## TO DO:
Every line of the material is to be repeated exactly as it stands.

§ §

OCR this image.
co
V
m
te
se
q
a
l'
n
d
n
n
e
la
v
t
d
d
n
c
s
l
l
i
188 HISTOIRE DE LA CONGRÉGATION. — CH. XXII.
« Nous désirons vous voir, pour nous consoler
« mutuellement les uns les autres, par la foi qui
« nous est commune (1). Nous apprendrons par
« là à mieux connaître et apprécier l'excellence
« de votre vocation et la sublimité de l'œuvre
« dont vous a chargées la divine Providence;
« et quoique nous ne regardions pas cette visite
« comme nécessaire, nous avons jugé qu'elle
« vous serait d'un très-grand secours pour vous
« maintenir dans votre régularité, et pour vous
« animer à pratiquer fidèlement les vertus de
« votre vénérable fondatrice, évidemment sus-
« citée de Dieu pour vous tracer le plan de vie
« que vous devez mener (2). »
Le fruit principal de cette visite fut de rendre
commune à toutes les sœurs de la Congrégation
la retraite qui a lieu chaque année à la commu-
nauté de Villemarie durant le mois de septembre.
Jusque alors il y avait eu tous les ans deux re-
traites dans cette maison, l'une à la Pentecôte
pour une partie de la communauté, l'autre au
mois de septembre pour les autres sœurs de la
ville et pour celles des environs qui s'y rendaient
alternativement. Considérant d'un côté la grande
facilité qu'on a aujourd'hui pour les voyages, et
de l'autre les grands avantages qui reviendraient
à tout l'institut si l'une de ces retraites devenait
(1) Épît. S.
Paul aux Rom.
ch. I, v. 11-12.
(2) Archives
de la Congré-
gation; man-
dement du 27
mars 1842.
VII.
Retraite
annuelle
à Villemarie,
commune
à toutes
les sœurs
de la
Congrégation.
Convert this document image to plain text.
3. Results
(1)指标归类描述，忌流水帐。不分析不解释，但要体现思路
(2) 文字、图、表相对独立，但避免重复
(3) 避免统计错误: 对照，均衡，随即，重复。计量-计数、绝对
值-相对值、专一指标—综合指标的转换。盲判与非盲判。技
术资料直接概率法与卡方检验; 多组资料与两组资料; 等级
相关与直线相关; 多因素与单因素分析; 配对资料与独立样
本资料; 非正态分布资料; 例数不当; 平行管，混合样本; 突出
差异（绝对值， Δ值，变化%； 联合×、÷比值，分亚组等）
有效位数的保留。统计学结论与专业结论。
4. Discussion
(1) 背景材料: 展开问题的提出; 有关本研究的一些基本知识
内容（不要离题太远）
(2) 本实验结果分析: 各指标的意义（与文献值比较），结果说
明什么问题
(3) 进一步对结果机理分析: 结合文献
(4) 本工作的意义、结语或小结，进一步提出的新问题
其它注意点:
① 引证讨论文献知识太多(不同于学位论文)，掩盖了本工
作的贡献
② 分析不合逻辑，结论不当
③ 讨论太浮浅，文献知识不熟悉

§ §

## REPLY TO THE TASK:
OCR this image.
co
V
m
te
se
q
a
l'
n
d
n
n
e
la
v
t
d
d
n
c
s
l
l
i
188 HISTOIRE DE LA CONGRÉGATION. — CH. XXII.
« Nous désirons vous voir, pour nous consoler
« mutuellement les uns les autres, par la foi qui
« nous est commune (1). Nous apprendrons par
« là à mieux connaître et apprécier l'excellence
« de votre vocation et la sublimité de l'œuvre
« dont vous a chargées la divine Providence;
« et quoique nous ne regardions pas cette visite
« comme nécessaire, nous avons jugé qu'elle
« vous serait d'un très-grand secours pour vous
« maintenir dans votre régularité, et pour vous
« animer à pratiquer fidèlement les vertus de
« votre vénérable fondatrice, évidemment sus-
« citée de Dieu pour vous tracer le plan de vie
« que vous devez mener (2). »
Le fruit principal de cette visite fut de rendre
commune à toutes les sœurs de la Congrégation
la retraite qui a lieu chaque année à la commu-
nauté de Villemarie durant le mois de septembre.
Jusque alors il y avait eu tous les ans deux re-
traites dans cette maison, l'une à la Pentecôte
pour une partie de la communauté, l'autre au
mois de septembre pour les autres sœurs de la
ville et pour celles des environs qui s'y rendaient
alternativement. Considérant d'un côté la grande
facilité qu'on a aujourd'hui pour les voyages, et
de l'autre les grands avantages qui reviendraient
à tout l'institut si l'une de ces retraites devenait
(1) Épît. S.
Paul aux Rom.
ch. I, v. 11-12.
(2) Archives
de la Congré-
gation; man-
dement du 27
mars 1842.
VII.
Retraite
annuelle
à Villemarie,
commune
à toutes
les sœurs
de la
Congrégation.
Convert this document image to plain text.
3. Results
(1)指标归类描述，忌流水帐。不分析不解释，但要体现思路
(2) 文字、图、表相对独立，但避免重复
(3) 避免统计错误: 对照，均衡，随即，重复。计量-计数、绝对
值-相对值、专一指标—综合指标的转换。盲判与非盲判。技
术资料直接概率法与卡方检验; 多组资料与两组资料; 等级
相关与直线相关; 多因素与单因素分析; 配对资料与独立样
本资料; 非正态分布资料; 例数不当; 平行管，混合样本; 突出
差异（绝对值， Δ值，变化%； 联合×、÷比值，分亚组等）
有效位数的保留。统计学结论与专业结论。
4. Discussion
(1) 背景材料: 展开问题的提出; 有关本研究的一些基本知识
内容（不要离题太远）
(2) 本实验结果分析: 各指标的意义（与文献值比较），结果说
明什么问题
(3) 进一步对结果机理分析: 结合文献
(4) 本工作的意义、结语或小结，进一步提出的新问题
其它注意点:
① 引证讨论文献知识太多(不同于学位论文)，掩盖了本工
作的贡献
② 分析不合逻辑，结论不当
③ 讨论太浮浅，文献知识不熟悉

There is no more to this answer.